### Objective
Give the number of lines containing the word "chevron" and nothing more.
#### Input records ####
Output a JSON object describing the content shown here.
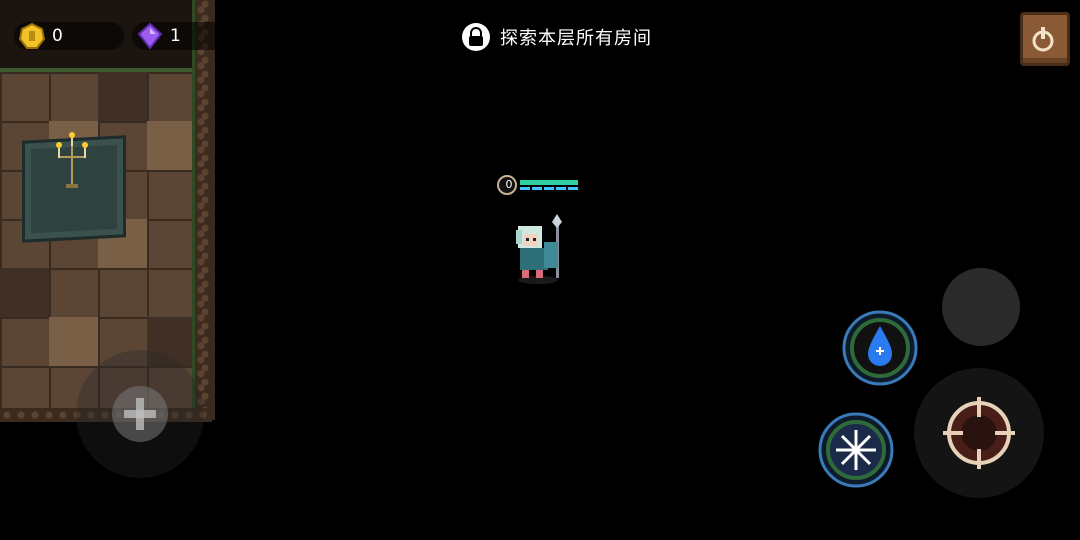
{
  "hud": {
    "coins": "0",
    "gems": "1",
    "objective": "探索本层所有房间",
    "icons": {
      "coin": "gold-coin-icon",
      "gem": "purple-gem-icon",
      "objective": "lock-icon",
      "pause": "pause-book-icon"
    }
  },
  "player": {
    "shield": "0",
    "hp_color": "#2fd0a0",
    "energy_color": "#3fc6ff"
  },
  "controls": {
    "skill_1": "water-drop-skill",
    "skill_2": "snowflake-skill",
    "attack": "crosshair-attack",
    "weapon_swap": "weapon-swap"
  },
  "colors": {
    "background": "#000000",
    "floor": "#5b4636",
    "moss": "#3d5a2e"
  }
}
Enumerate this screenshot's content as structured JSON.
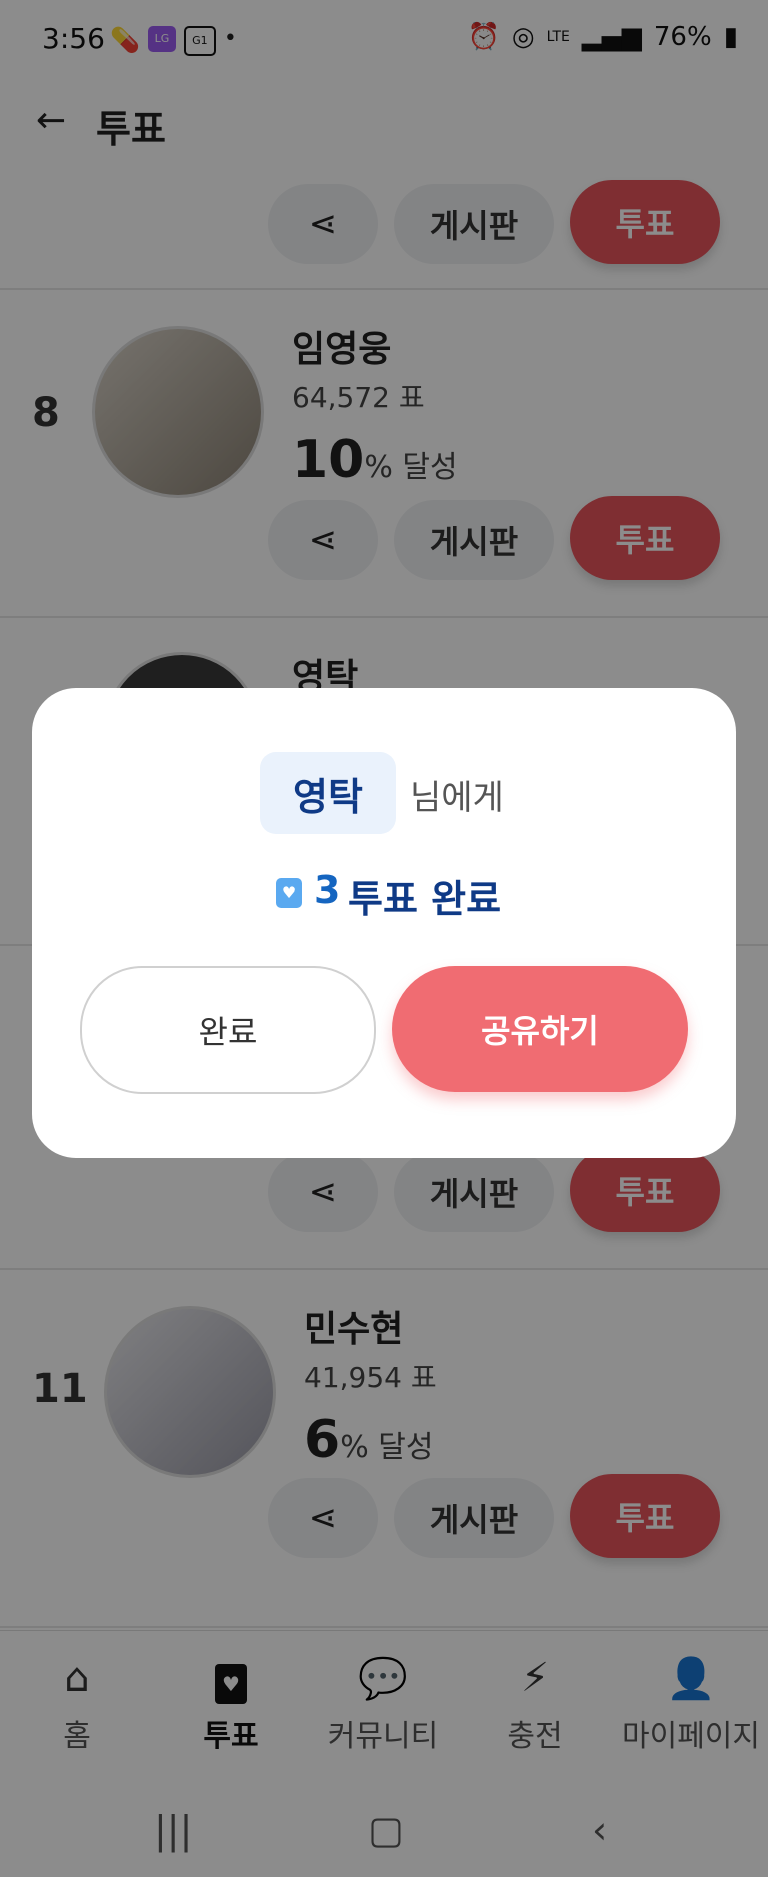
{
  "status": {
    "time": "3:56",
    "battery": "76%",
    "net": "LTE"
  },
  "header": {
    "title": "투표"
  },
  "actions": {
    "board": "게시판",
    "vote": "투표"
  },
  "rows": [
    {
      "rank": "8",
      "name": "임영웅",
      "votes": "64,572 표",
      "percent": "10",
      "pct_label": "% 달성"
    },
    {
      "rank": "",
      "name": "영탁",
      "votes": "",
      "percent": "",
      "pct_label": ""
    },
    {
      "rank": "11",
      "name": "민수현",
      "votes": "41,954 표",
      "percent": "6",
      "pct_label": "% 달성"
    }
  ],
  "dialog": {
    "recipient": "영탁",
    "suffix": "님에게",
    "count": "3",
    "done_text": "투표 완료",
    "btn_done": "완료",
    "btn_share": "공유하기"
  },
  "nav": [
    {
      "label": "홈",
      "icon": "home-icon"
    },
    {
      "label": "투표",
      "icon": "vote-heart-icon"
    },
    {
      "label": "커뮤니티",
      "icon": "chat-icon"
    },
    {
      "label": "충전",
      "icon": "lightning-icon"
    },
    {
      "label": "마이페이지",
      "icon": "person-icon"
    }
  ]
}
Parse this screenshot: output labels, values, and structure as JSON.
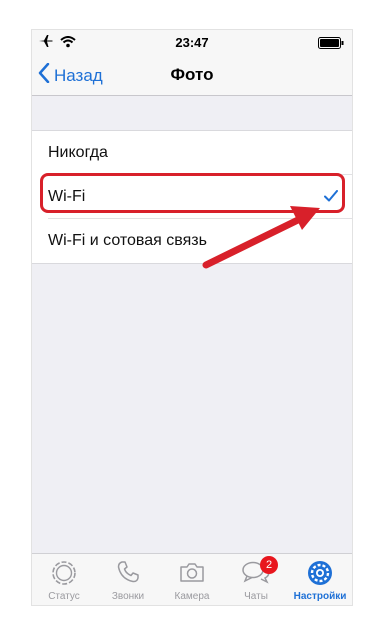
{
  "status_bar": {
    "time": "23:47"
  },
  "nav": {
    "back_label": "Назад",
    "title": "Фото"
  },
  "options": [
    {
      "label": "Никогда",
      "selected": false
    },
    {
      "label": "Wi-Fi",
      "selected": true
    },
    {
      "label": "Wi-Fi и сотовая связь",
      "selected": false
    }
  ],
  "tabs": [
    {
      "label": "Статус",
      "icon": "status-ring-icon"
    },
    {
      "label": "Звонки",
      "icon": "phone-icon"
    },
    {
      "label": "Камера",
      "icon": "camera-icon"
    },
    {
      "label": "Чаты",
      "icon": "chat-bubbles-icon",
      "badge": "2"
    },
    {
      "label": "Настройки",
      "icon": "gear-icon",
      "active": true
    }
  ],
  "colors": {
    "accent": "#1e70d6",
    "annotation": "#d8202a",
    "badge": "#e8161e"
  }
}
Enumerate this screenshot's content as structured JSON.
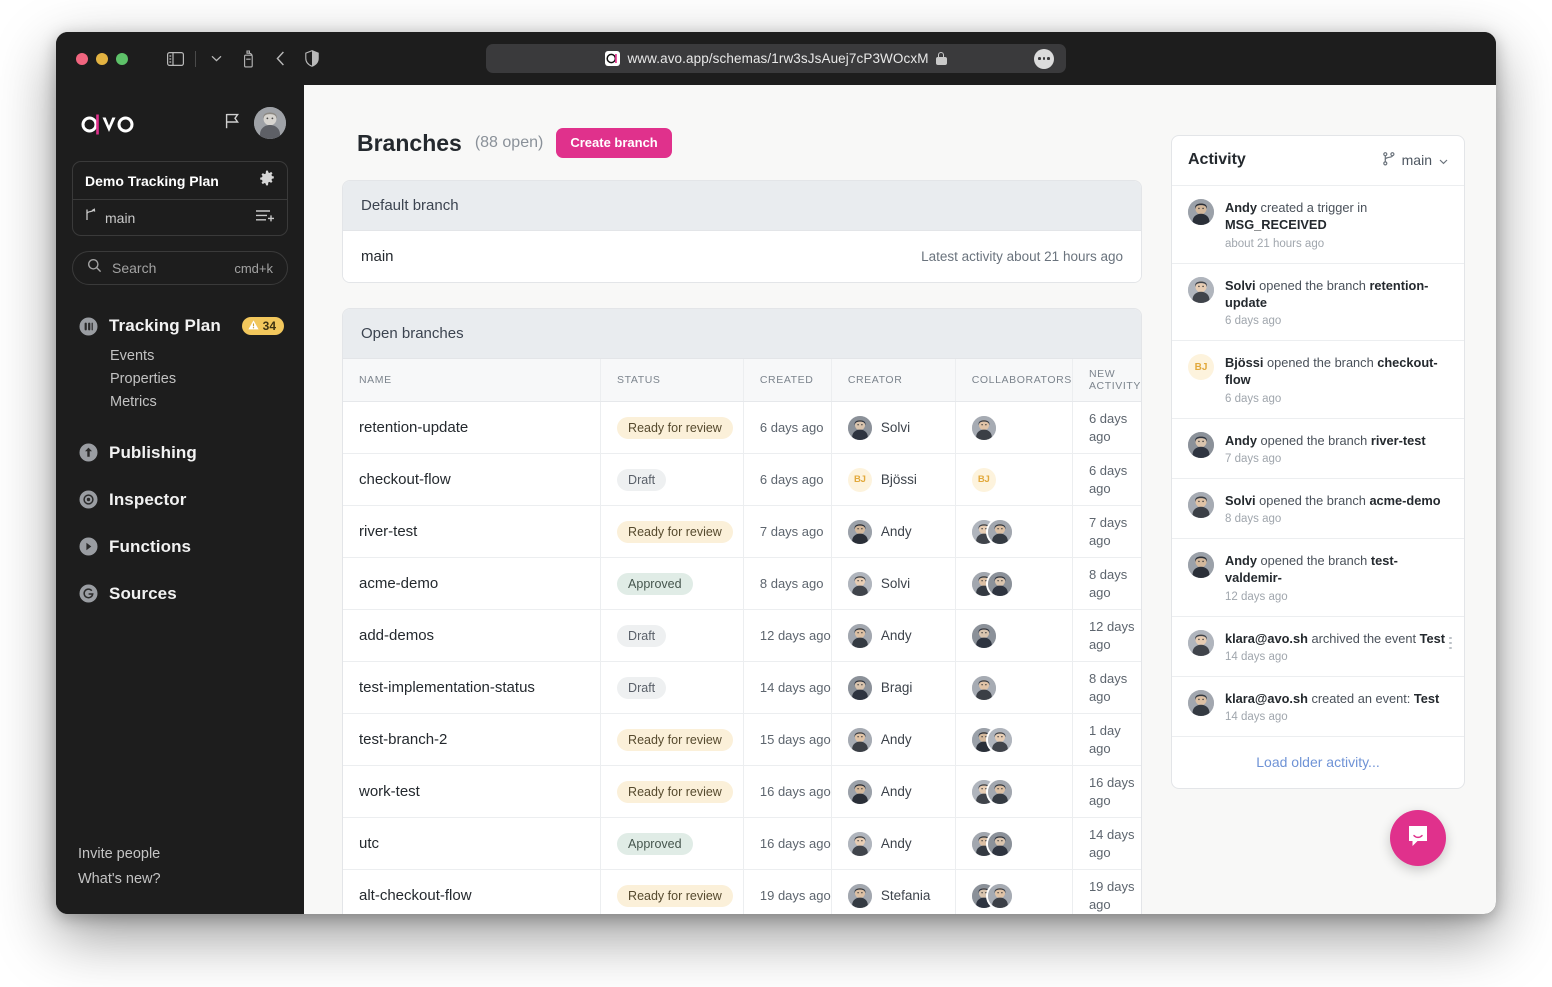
{
  "browser": {
    "url": "www.avo.app/schemas/1rw3sJsAuej7cP3WOcxM",
    "favicon_letter": "a",
    "traffic_lights": [
      "close",
      "minimize",
      "zoom"
    ],
    "toolbar_icons": [
      "sidebar-toggle-icon",
      "chevron-down-icon",
      "content-blocker-icon",
      "back-arrow-icon",
      "shield-icon"
    ],
    "page_menu_icon": "more-dots-icon"
  },
  "sidebar": {
    "logo": "avo",
    "flag_icon": "flag-icon",
    "avatar": "user-avatar",
    "workspace": {
      "name": "Demo Tracking Plan",
      "settings_icon": "gear-icon",
      "branch": "main",
      "branch_icon": "branch-icon",
      "list_add_icon": "list-add-icon"
    },
    "search": {
      "placeholder": "Search",
      "shortcut": "cmd+k",
      "icon": "search-icon"
    },
    "tracking_plan": {
      "label": "Tracking Plan",
      "icon": "tracking-plan-icon",
      "badge_count": "34",
      "badge_icon": "warning-icon",
      "children": [
        {
          "label": "Events"
        },
        {
          "label": "Properties"
        },
        {
          "label": "Metrics"
        }
      ]
    },
    "nav_items": [
      {
        "label": "Publishing",
        "icon": "publish-icon"
      },
      {
        "label": "Inspector",
        "icon": "inspector-icon"
      },
      {
        "label": "Functions",
        "icon": "functions-icon"
      },
      {
        "label": "Sources",
        "icon": "sources-icon"
      }
    ],
    "footer_links": [
      {
        "label": "Invite people"
      },
      {
        "label": "What's new?"
      }
    ]
  },
  "main": {
    "title": "Branches",
    "subtitle": "(88 open)",
    "create_button": "Create branch",
    "default_branch_card": {
      "header": "Default branch",
      "name": "main",
      "meta": "Latest activity about 21 hours ago"
    },
    "open_branches_card": {
      "header": "Open branches",
      "columns": [
        "NAME",
        "STATUS",
        "CREATED",
        "CREATOR",
        "COLLABORATORS",
        "NEW ACTIVITY"
      ],
      "rows": [
        {
          "name": "retention-update",
          "status": "Ready for review",
          "status_kind": "review",
          "created": "6 days ago",
          "creator": "Solvi",
          "creator_avatar": "photo",
          "collaborators": [
            "photo"
          ],
          "new_activity": "6 days ago"
        },
        {
          "name": "checkout-flow",
          "status": "Draft",
          "status_kind": "draft",
          "created": "6 days ago",
          "creator": "Bjössi",
          "creator_avatar": "BJ",
          "collaborators": [
            "BJ"
          ],
          "new_activity": "6 days ago"
        },
        {
          "name": "river-test",
          "status": "Ready for review",
          "status_kind": "review",
          "created": "7 days ago",
          "creator": "Andy",
          "creator_avatar": "photo",
          "collaborators": [
            "photo",
            "photo"
          ],
          "new_activity": "7 days ago"
        },
        {
          "name": "acme-demo",
          "status": "Approved",
          "status_kind": "approved",
          "created": "8 days ago",
          "creator": "Solvi",
          "creator_avatar": "photo",
          "collaborators": [
            "photo",
            "photo"
          ],
          "new_activity": "8 days ago"
        },
        {
          "name": "add-demos",
          "status": "Draft",
          "status_kind": "draft",
          "created": "12 days ago",
          "creator": "Andy",
          "creator_avatar": "photo",
          "collaborators": [
            "photo"
          ],
          "new_activity": "12 days ago"
        },
        {
          "name": "test-implementation-status",
          "status": "Draft",
          "status_kind": "draft",
          "created": "14 days ago",
          "creator": "Bragi",
          "creator_avatar": "photo",
          "collaborators": [
            "photo"
          ],
          "new_activity": "8 days ago"
        },
        {
          "name": "test-branch-2",
          "status": "Ready for review",
          "status_kind": "review",
          "created": "15 days ago",
          "creator": "Andy",
          "creator_avatar": "photo",
          "collaborators": [
            "photo",
            "photo"
          ],
          "new_activity": "1 day ago"
        },
        {
          "name": "work-test",
          "status": "Ready for review",
          "status_kind": "review",
          "created": "16 days ago",
          "creator": "Andy",
          "creator_avatar": "photo",
          "collaborators": [
            "photo",
            "photo"
          ],
          "new_activity": "16 days ago"
        },
        {
          "name": "utc",
          "status": "Approved",
          "status_kind": "approved",
          "created": "16 days ago",
          "creator": "Andy",
          "creator_avatar": "photo",
          "collaborators": [
            "photo",
            "photo"
          ],
          "new_activity": "14 days ago"
        },
        {
          "name": "alt-checkout-flow",
          "status": "Ready for review",
          "status_kind": "review",
          "created": "19 days ago",
          "creator": "Stefania",
          "creator_avatar": "photo",
          "collaborators": [
            "photo",
            "photo"
          ],
          "new_activity": "19 days ago"
        }
      ]
    }
  },
  "activity": {
    "title": "Activity",
    "branch_label": "main",
    "branch_icon": "branch-icon",
    "chevron_icon": "chevron-down-icon",
    "items": [
      {
        "actor": "Andy",
        "action": " created a trigger in ",
        "target": "MSG_RECEIVED",
        "time": "about 21 hours ago",
        "avatar": "photo",
        "kebab": false
      },
      {
        "actor": "Solvi",
        "action": " opened the branch ",
        "target": "retention-update",
        "time": "6 days ago",
        "avatar": "photo",
        "kebab": false
      },
      {
        "actor": "Bjössi",
        "action": " opened the branch ",
        "target": "checkout-flow",
        "time": "6 days ago",
        "avatar": "BJ",
        "kebab": false
      },
      {
        "actor": "Andy",
        "action": " opened the branch ",
        "target": "river-test",
        "time": "7 days ago",
        "avatar": "photo",
        "kebab": false
      },
      {
        "actor": "Solvi",
        "action": " opened the branch ",
        "target": "acme-demo",
        "time": "8 days ago",
        "avatar": "photo",
        "kebab": false
      },
      {
        "actor": "Andy",
        "action": " opened the branch ",
        "target": "test-valdemir-",
        "time": "12 days ago",
        "avatar": "photo",
        "kebab": false
      },
      {
        "actor": "klara@avo.sh",
        "action": " archived the event ",
        "target": "Test",
        "time": "14 days ago",
        "avatar": "photo",
        "kebab": true
      },
      {
        "actor": "klara@avo.sh",
        "action": " created an event: ",
        "target": "Test",
        "time": "14 days ago",
        "avatar": "photo",
        "kebab": false
      }
    ],
    "load_more": "Load older activity..."
  },
  "intercom": {
    "icon": "chat-bubble-icon"
  },
  "colors": {
    "accent": "#e0318c",
    "sidebar_bg": "#1d1d1d",
    "page_bg": "#f8f8f7",
    "link": "#6f93d6",
    "warning": "#f2c75c"
  }
}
####
### Expected answer
2